**Recorded data**
>>>
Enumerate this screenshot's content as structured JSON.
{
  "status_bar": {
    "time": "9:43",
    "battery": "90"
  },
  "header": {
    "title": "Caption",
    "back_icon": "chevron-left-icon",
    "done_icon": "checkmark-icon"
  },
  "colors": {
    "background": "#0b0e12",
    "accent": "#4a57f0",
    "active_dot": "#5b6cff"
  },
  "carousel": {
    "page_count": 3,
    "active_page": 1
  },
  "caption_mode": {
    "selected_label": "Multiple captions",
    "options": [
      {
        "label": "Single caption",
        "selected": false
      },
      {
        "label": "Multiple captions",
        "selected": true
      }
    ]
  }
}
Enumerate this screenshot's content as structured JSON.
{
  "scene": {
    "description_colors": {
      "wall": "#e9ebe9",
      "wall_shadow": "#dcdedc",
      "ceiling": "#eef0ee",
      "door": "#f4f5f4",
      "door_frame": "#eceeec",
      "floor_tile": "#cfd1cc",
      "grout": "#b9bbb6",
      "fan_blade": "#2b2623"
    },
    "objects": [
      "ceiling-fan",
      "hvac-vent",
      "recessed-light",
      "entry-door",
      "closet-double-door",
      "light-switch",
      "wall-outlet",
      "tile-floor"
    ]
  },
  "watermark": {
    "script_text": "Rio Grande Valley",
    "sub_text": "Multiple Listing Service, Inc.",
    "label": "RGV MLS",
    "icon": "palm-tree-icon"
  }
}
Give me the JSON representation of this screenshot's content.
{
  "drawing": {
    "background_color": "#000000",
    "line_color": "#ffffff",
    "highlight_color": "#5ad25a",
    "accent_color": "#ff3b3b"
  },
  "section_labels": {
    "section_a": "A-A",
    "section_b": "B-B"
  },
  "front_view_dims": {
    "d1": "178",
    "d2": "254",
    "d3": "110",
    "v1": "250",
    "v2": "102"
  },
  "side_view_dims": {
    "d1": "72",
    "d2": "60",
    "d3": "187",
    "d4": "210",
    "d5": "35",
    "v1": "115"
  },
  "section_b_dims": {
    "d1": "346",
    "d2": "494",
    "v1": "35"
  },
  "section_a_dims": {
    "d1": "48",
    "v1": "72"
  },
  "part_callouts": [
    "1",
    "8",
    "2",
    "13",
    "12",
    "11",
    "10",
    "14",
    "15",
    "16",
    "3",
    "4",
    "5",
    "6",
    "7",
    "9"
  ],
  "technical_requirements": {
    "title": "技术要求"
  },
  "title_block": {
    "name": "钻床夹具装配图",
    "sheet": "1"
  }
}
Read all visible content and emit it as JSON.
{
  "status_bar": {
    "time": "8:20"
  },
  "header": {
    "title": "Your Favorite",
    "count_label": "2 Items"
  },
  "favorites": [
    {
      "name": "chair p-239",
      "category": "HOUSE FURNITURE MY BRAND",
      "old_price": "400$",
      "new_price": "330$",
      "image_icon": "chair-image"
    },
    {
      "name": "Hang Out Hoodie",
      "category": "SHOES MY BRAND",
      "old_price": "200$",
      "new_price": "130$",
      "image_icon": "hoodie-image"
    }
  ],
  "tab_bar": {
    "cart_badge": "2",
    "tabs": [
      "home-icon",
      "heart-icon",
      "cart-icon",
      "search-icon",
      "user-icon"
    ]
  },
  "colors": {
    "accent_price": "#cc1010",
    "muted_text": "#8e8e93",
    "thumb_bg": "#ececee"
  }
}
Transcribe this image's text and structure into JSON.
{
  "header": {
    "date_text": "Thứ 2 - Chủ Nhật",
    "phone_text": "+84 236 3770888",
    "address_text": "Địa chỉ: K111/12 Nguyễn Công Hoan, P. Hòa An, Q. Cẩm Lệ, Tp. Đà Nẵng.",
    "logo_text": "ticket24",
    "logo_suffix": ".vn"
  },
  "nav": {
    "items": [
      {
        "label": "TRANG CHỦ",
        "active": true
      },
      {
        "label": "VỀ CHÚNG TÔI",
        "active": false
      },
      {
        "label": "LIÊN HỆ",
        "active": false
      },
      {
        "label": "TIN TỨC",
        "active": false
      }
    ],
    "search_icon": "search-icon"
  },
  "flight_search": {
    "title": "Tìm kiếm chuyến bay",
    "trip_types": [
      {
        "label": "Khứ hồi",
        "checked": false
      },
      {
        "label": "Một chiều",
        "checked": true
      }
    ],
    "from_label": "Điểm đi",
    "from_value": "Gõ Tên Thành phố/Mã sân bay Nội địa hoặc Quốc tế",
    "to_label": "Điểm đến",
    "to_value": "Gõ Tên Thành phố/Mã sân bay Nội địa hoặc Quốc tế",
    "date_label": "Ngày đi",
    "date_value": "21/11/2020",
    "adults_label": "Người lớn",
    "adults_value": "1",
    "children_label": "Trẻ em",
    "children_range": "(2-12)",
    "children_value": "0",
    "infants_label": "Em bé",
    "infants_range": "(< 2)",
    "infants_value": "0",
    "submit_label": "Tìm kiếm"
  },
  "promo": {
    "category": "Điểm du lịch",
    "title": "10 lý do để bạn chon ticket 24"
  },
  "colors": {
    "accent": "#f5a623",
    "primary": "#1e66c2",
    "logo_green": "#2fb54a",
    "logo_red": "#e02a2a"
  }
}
<<<
**Instructions to follow**
Give the complete listing a second time, exactly as it reads.

**Written answer**
Enumerate this screenshot's content as structured JSON.
{
  "status_bar": {
    "time": "9:43",
    "battery": "90"
  },
  "header": {
    "title": "Caption",
    "back_icon": "chevron-left-icon",
    "done_icon": "checkmark-icon"
  },
  "colors": {
    "background": "#0b0e12",
    "accent": "#4a57f0",
    "active_dot": "#5b6cff"
  },
  "carousel": {
    "page_count": 3,
    "active_page": 1
  },
  "caption_mode": {
    "selected_label": "Multiple captions",
    "options": [
      {
        "label": "Single caption",
        "selected": false
      },
      {
        "label": "Multiple captions",
        "selected": true
      }
    ]
  }
}
Enumerate this screenshot's content as structured JSON.
{
  "scene": {
    "description_colors": {
      "wall": "#e9ebe9",
      "wall_shadow": "#dcdedc",
      "ceiling": "#eef0ee",
      "door": "#f4f5f4",
      "door_frame": "#eceeec",
      "floor_tile": "#cfd1cc",
      "grout": "#b9bbb6",
      "fan_blade": "#2b2623"
    },
    "objects": [
      "ceiling-fan",
      "hvac-vent",
      "recessed-light",
      "entry-door",
      "closet-double-door",
      "light-switch",
      "wall-outlet",
      "tile-floor"
    ]
  },
  "watermark": {
    "script_text": "Rio Grande Valley",
    "sub_text": "Multiple Listing Service, Inc.",
    "label": "RGV MLS",
    "icon": "palm-tree-icon"
  }
}
Give me the JSON representation of this screenshot's content.
{
  "drawing": {
    "background_color": "#000000",
    "line_color": "#ffffff",
    "highlight_color": "#5ad25a",
    "accent_color": "#ff3b3b"
  },
  "section_labels": {
    "section_a": "A-A",
    "section_b": "B-B"
  },
  "front_view_dims": {
    "d1": "178",
    "d2": "254",
    "d3": "110",
    "v1": "250",
    "v2": "102"
  },
  "side_view_dims": {
    "d1": "72",
    "d2": "60",
    "d3": "187",
    "d4": "210",
    "d5": "35",
    "v1": "115"
  },
  "section_b_dims": {
    "d1": "346",
    "d2": "494",
    "v1": "35"
  },
  "section_a_dims": {
    "d1": "48",
    "v1": "72"
  },
  "part_callouts": [
    "1",
    "8",
    "2",
    "13",
    "12",
    "11",
    "10",
    "14",
    "15",
    "16",
    "3",
    "4",
    "5",
    "6",
    "7",
    "9"
  ],
  "technical_requirements": {
    "title": "技术要求"
  },
  "title_block": {
    "name": "钻床夹具装配图",
    "sheet": "1"
  }
}
Read all visible content and emit it as JSON.
{
  "status_bar": {
    "time": "8:20"
  },
  "header": {
    "title": "Your Favorite",
    "count_label": "2 Items"
  },
  "favorites": [
    {
      "name": "chair p-239",
      "category": "HOUSE FURNITURE MY BRAND",
      "old_price": "400$",
      "new_price": "330$",
      "image_icon": "chair-image"
    },
    {
      "name": "Hang Out Hoodie",
      "category": "SHOES MY BRAND",
      "old_price": "200$",
      "new_price": "130$",
      "image_icon": "hoodie-image"
    }
  ],
  "tab_bar": {
    "cart_badge": "2",
    "tabs": [
      "home-icon",
      "heart-icon",
      "cart-icon",
      "search-icon",
      "user-icon"
    ]
  },
  "colors": {
    "accent_price": "#cc1010",
    "muted_text": "#8e8e93",
    "thumb_bg": "#ececee"
  }
}
Transcribe this image's text and structure into JSON.
{
  "header": {
    "date_text": "Thứ 2 - Chủ Nhật",
    "phone_text": "+84 236 3770888",
    "address_text": "Địa chỉ: K111/12 Nguyễn Công Hoan, P. Hòa An, Q. Cẩm Lệ, Tp. Đà Nẵng.",
    "logo_text": "ticket24",
    "logo_suffix": ".vn"
  },
  "nav": {
    "items": [
      {
        "label": "TRANG CHỦ",
        "active": true
      },
      {
        "label": "VỀ CHÚNG TÔI",
        "active": false
      },
      {
        "label": "LIÊN HỆ",
        "active": false
      },
      {
        "label": "TIN TỨC",
        "active": false
      }
    ],
    "search_icon": "search-icon"
  },
  "flight_search": {
    "title": "Tìm kiếm chuyến bay",
    "trip_types": [
      {
        "label": "Khứ hồi",
        "checked": false
      },
      {
        "label": "Một chiều",
        "checked": true
      }
    ],
    "from_label": "Điểm đi",
    "from_value": "Gõ Tên Thành phố/Mã sân bay Nội địa hoặc Quốc tế",
    "to_label": "Điểm đến",
    "to_value": "Gõ Tên Thành phố/Mã sân bay Nội địa hoặc Quốc tế",
    "date_label": "Ngày đi",
    "date_value": "21/11/2020",
    "adults_label": "Người lớn",
    "adults_value": "1",
    "children_label": "Trẻ em",
    "children_range": "(2-12)",
    "children_value": "0",
    "infants_label": "Em bé",
    "infants_range": "(< 2)",
    "infants_value": "0",
    "submit_label": "Tìm kiếm"
  },
  "promo": {
    "category": "Điểm du lịch",
    "title": "10 lý do để bạn chon ticket 24"
  },
  "colors": {
    "accent": "#f5a623",
    "primary": "#1e66c2",
    "logo_green": "#2fb54a",
    "logo_red": "#e02a2a"
  }
}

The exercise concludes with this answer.